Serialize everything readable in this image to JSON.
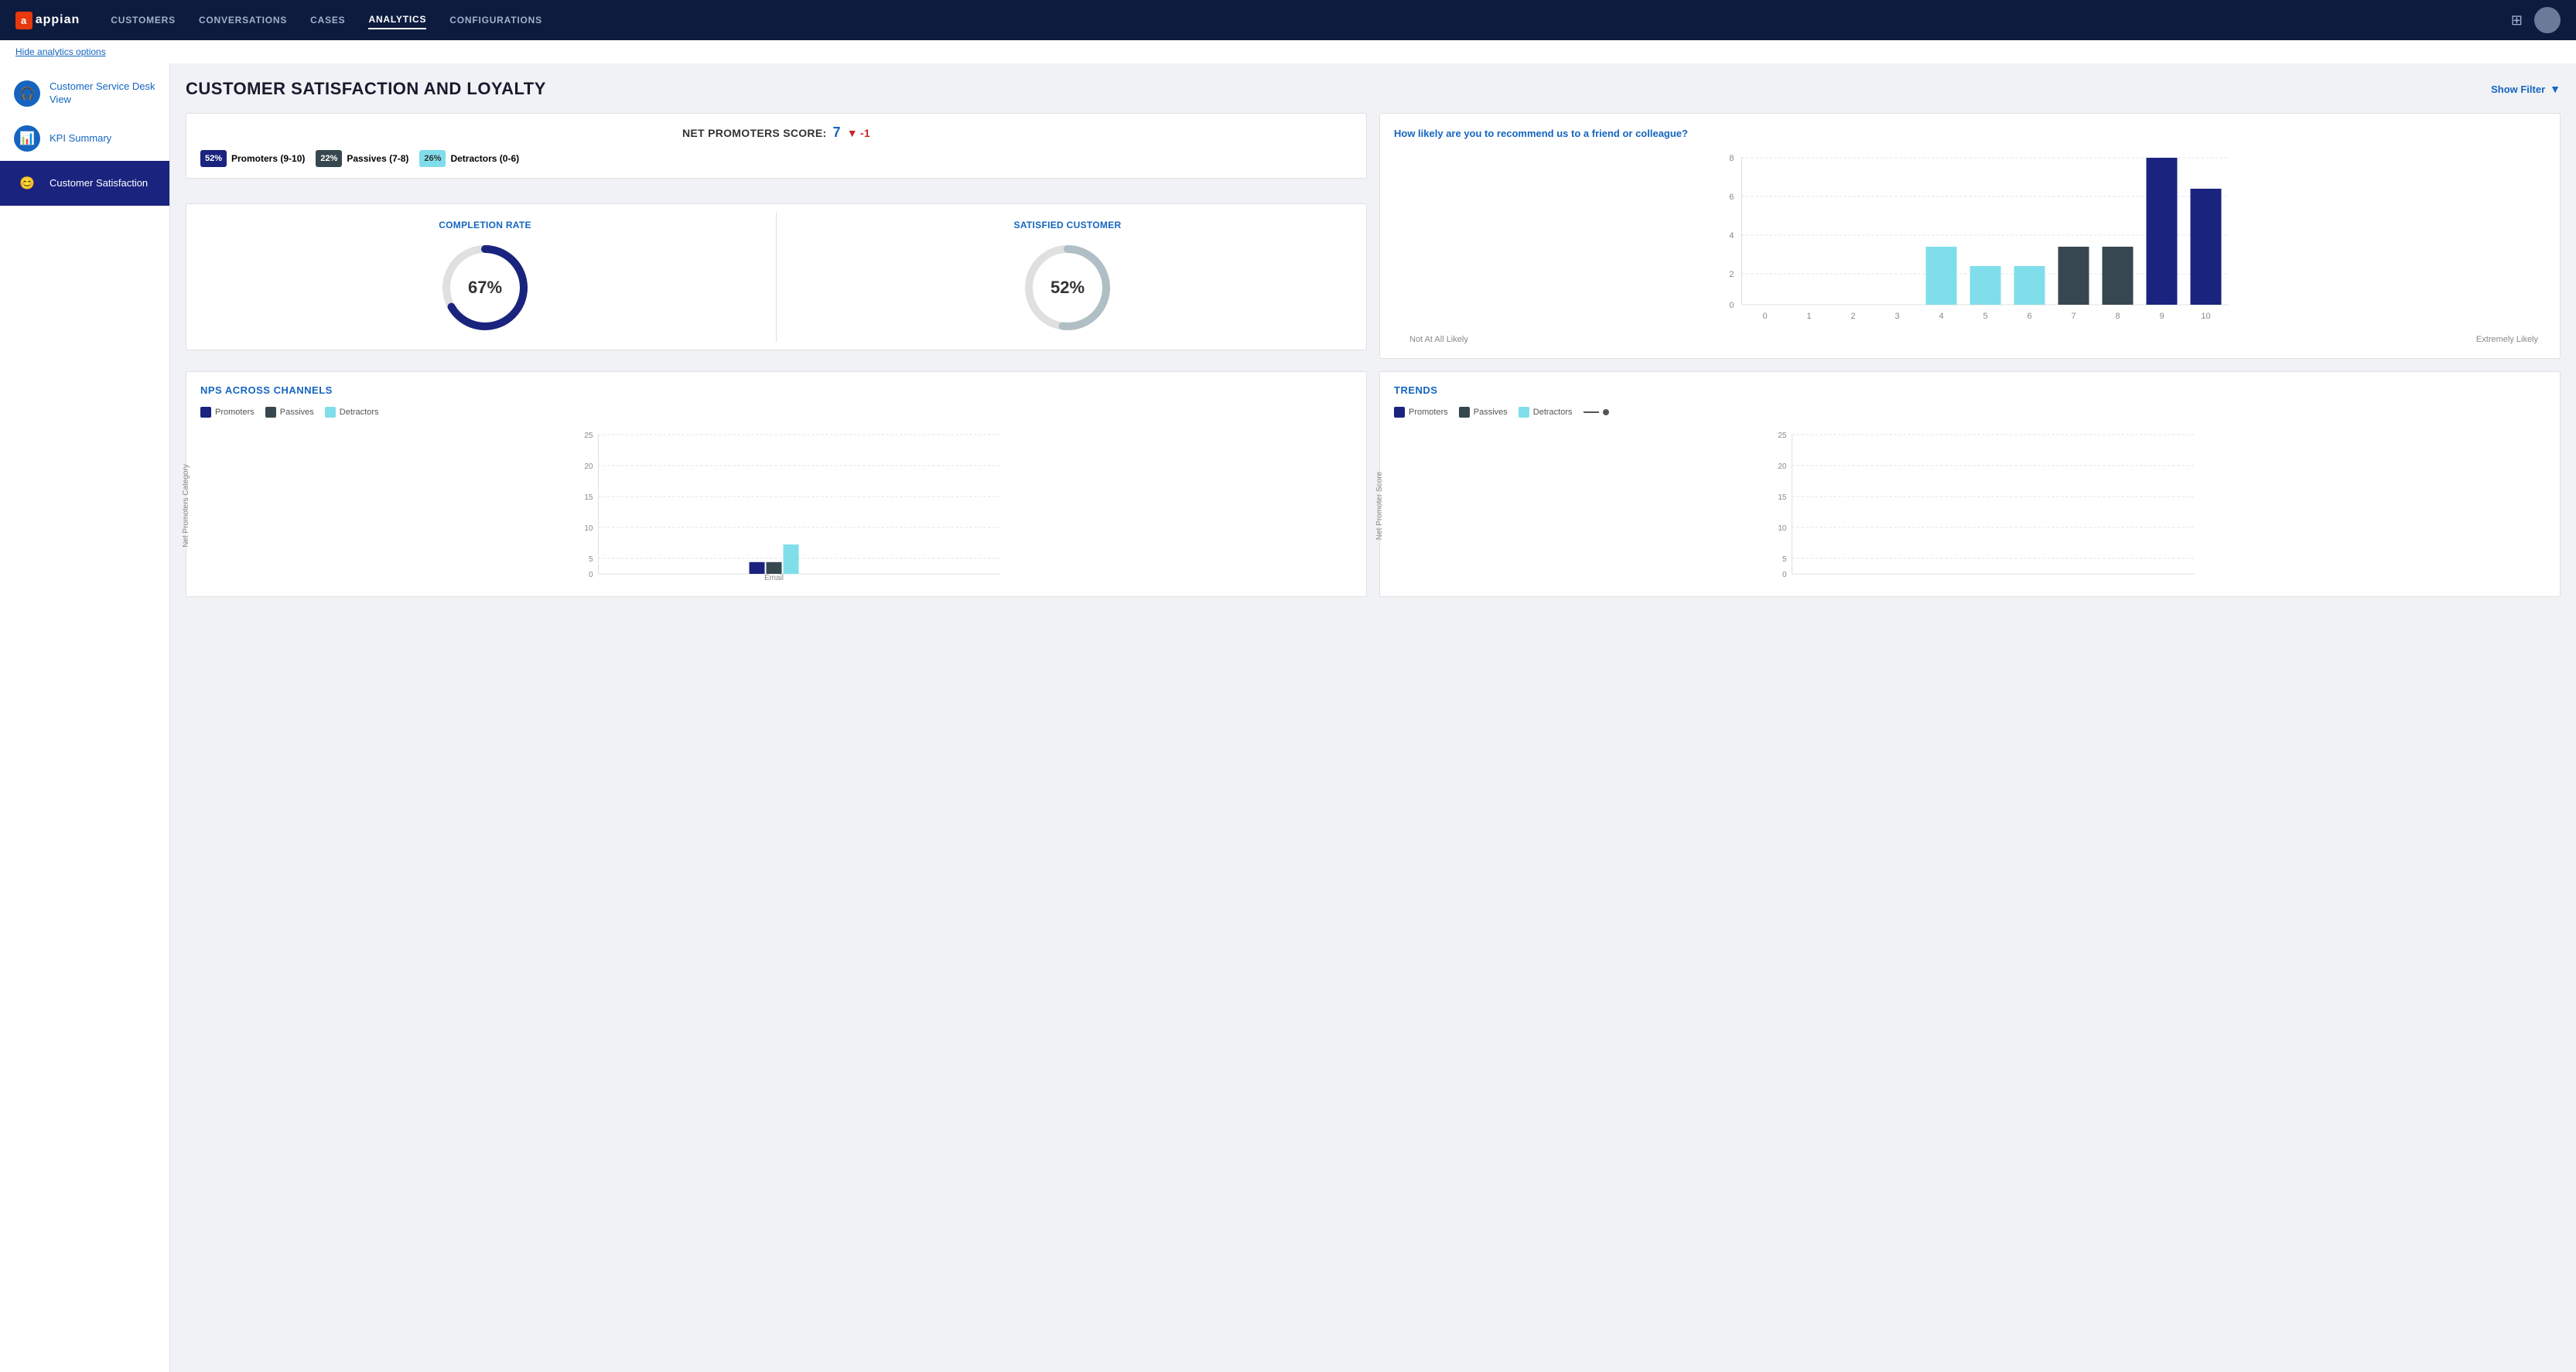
{
  "nav": {
    "logo_text": "appian",
    "links": [
      {
        "label": "CUSTOMERS",
        "active": false
      },
      {
        "label": "CONVERSATIONS",
        "active": false
      },
      {
        "label": "CASES",
        "active": false
      },
      {
        "label": "ANALYTICS",
        "active": true
      },
      {
        "label": "CONFIGURATIONS",
        "active": false
      }
    ],
    "hide_analytics_label": "Hide analytics options",
    "show_filter_label": "Show Filter"
  },
  "sidebar": {
    "items": [
      {
        "label": "Customer Service Desk View",
        "icon": "🎧",
        "active": false
      },
      {
        "label": "KPI Summary",
        "icon": "📊",
        "active": false
      },
      {
        "label": "Customer Satisfaction",
        "icon": "😊",
        "active": true
      }
    ]
  },
  "page": {
    "title": "CUSTOMER SATISFACTION AND LOYALTY"
  },
  "nps": {
    "label": "NET PROMOTERS SCORE:",
    "score": "7",
    "delta": "-1",
    "promoters_pct": "52%",
    "promoters_label": "Promoters (9-10)",
    "passives_pct": "22%",
    "passives_label": "Passives (7-8)",
    "detractors_pct": "26%",
    "detractors_label": "Detractors (0-6)"
  },
  "completion_rate": {
    "title": "COMPLETION RATE",
    "value": "67%",
    "fill_pct": 67
  },
  "satisfied_customer": {
    "title": "SATISFIED CUSTOMER",
    "value": "52%",
    "fill_pct": 52
  },
  "bar_chart": {
    "question": "How likely are you to recommend us to a friend or colleague?",
    "y_max": 8,
    "y_ticks": [
      0,
      2,
      4,
      6,
      8
    ],
    "x_labels": [
      "0",
      "1",
      "2",
      "3",
      "4",
      "5",
      "6",
      "7",
      "8",
      "9",
      "10"
    ],
    "not_at_all": "Not At All Likely",
    "extremely": "Extremely Likely",
    "bars": [
      {
        "x": 0,
        "val": 0,
        "color": "#37474f"
      },
      {
        "x": 1,
        "val": 0,
        "color": "#37474f"
      },
      {
        "x": 2,
        "val": 0,
        "color": "#37474f"
      },
      {
        "x": 3,
        "val": 0,
        "color": "#37474f"
      },
      {
        "x": 4,
        "val": 3,
        "color": "#80deea"
      },
      {
        "x": 5,
        "val": 2,
        "color": "#80deea"
      },
      {
        "x": 6,
        "val": 2,
        "color": "#80deea"
      },
      {
        "x": 7,
        "val": 3,
        "color": "#37474f"
      },
      {
        "x": 8,
        "val": 3,
        "color": "#37474f"
      },
      {
        "x": 9,
        "val": 8,
        "color": "#1a237e"
      },
      {
        "x": 10,
        "val": 6,
        "color": "#1a237e"
      }
    ]
  },
  "nps_channels": {
    "title": "NPS ACROSS CHANNELS",
    "y_label": "Net Promoters Category",
    "legend": [
      {
        "label": "Promoters",
        "color": "#1a237e"
      },
      {
        "label": "Passives",
        "color": "#37474f"
      },
      {
        "label": "Detractors",
        "color": "#80deea"
      }
    ],
    "y_ticks": [
      0,
      5,
      10,
      15,
      20,
      25
    ],
    "bars": [
      {
        "group": "Email",
        "promoters": 2,
        "passives": 2,
        "detractors": 5
      }
    ]
  },
  "trends": {
    "title": "TRENDS",
    "y_label": "Net Promoter Score",
    "legend": [
      {
        "label": "Promoters",
        "color": "#1a237e"
      },
      {
        "label": "Passives",
        "color": "#37474f"
      },
      {
        "label": "Detractors",
        "color": "#80deea"
      },
      {
        "label": "",
        "type": "line",
        "color": "#555"
      }
    ],
    "y_ticks": [
      0,
      5,
      10,
      15,
      20,
      25
    ]
  }
}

EXERCISE DETAILS:
Restate the data above word for word. Do not include the images.

FINAL RESULT:
Serialize everything readable in this image to JSON.
{
  "nav": {
    "logo_text": "appian",
    "links": [
      {
        "label": "CUSTOMERS",
        "active": false
      },
      {
        "label": "CONVERSATIONS",
        "active": false
      },
      {
        "label": "CASES",
        "active": false
      },
      {
        "label": "ANALYTICS",
        "active": true
      },
      {
        "label": "CONFIGURATIONS",
        "active": false
      }
    ],
    "hide_analytics_label": "Hide analytics options",
    "show_filter_label": "Show Filter"
  },
  "sidebar": {
    "items": [
      {
        "label": "Customer Service Desk View",
        "icon": "🎧",
        "active": false
      },
      {
        "label": "KPI Summary",
        "icon": "📊",
        "active": false
      },
      {
        "label": "Customer Satisfaction",
        "icon": "😊",
        "active": true
      }
    ]
  },
  "page": {
    "title": "CUSTOMER SATISFACTION AND LOYALTY"
  },
  "nps": {
    "label": "NET PROMOTERS SCORE:",
    "score": "7",
    "delta": "-1",
    "promoters_pct": "52%",
    "promoters_label": "Promoters (9-10)",
    "passives_pct": "22%",
    "passives_label": "Passives (7-8)",
    "detractors_pct": "26%",
    "detractors_label": "Detractors (0-6)"
  },
  "completion_rate": {
    "title": "COMPLETION RATE",
    "value": "67%",
    "fill_pct": 67
  },
  "satisfied_customer": {
    "title": "SATISFIED CUSTOMER",
    "value": "52%",
    "fill_pct": 52
  },
  "bar_chart": {
    "question": "How likely are you to recommend us to a friend or colleague?",
    "y_max": 8,
    "y_ticks": [
      0,
      2,
      4,
      6,
      8
    ],
    "x_labels": [
      "0",
      "1",
      "2",
      "3",
      "4",
      "5",
      "6",
      "7",
      "8",
      "9",
      "10"
    ],
    "not_at_all": "Not At All Likely",
    "extremely": "Extremely Likely",
    "bars": [
      {
        "x": 0,
        "val": 0,
        "color": "#37474f"
      },
      {
        "x": 1,
        "val": 0,
        "color": "#37474f"
      },
      {
        "x": 2,
        "val": 0,
        "color": "#37474f"
      },
      {
        "x": 3,
        "val": 0,
        "color": "#37474f"
      },
      {
        "x": 4,
        "val": 3,
        "color": "#80deea"
      },
      {
        "x": 5,
        "val": 2,
        "color": "#80deea"
      },
      {
        "x": 6,
        "val": 2,
        "color": "#80deea"
      },
      {
        "x": 7,
        "val": 3,
        "color": "#37474f"
      },
      {
        "x": 8,
        "val": 3,
        "color": "#37474f"
      },
      {
        "x": 9,
        "val": 8,
        "color": "#1a237e"
      },
      {
        "x": 10,
        "val": 6,
        "color": "#1a237e"
      }
    ]
  },
  "nps_channels": {
    "title": "NPS ACROSS CHANNELS",
    "y_label": "Net Promoters Category",
    "legend": [
      {
        "label": "Promoters",
        "color": "#1a237e"
      },
      {
        "label": "Passives",
        "color": "#37474f"
      },
      {
        "label": "Detractors",
        "color": "#80deea"
      }
    ],
    "y_ticks": [
      0,
      5,
      10,
      15,
      20,
      25
    ],
    "bars": [
      {
        "group": "Email",
        "promoters": 2,
        "passives": 2,
        "detractors": 5
      }
    ]
  },
  "trends": {
    "title": "TRENDS",
    "y_label": "Net Promoter Score",
    "legend": [
      {
        "label": "Promoters",
        "color": "#1a237e"
      },
      {
        "label": "Passives",
        "color": "#37474f"
      },
      {
        "label": "Detractors",
        "color": "#80deea"
      },
      {
        "label": "",
        "type": "line",
        "color": "#555"
      }
    ],
    "y_ticks": [
      0,
      5,
      10,
      15,
      20,
      25
    ]
  }
}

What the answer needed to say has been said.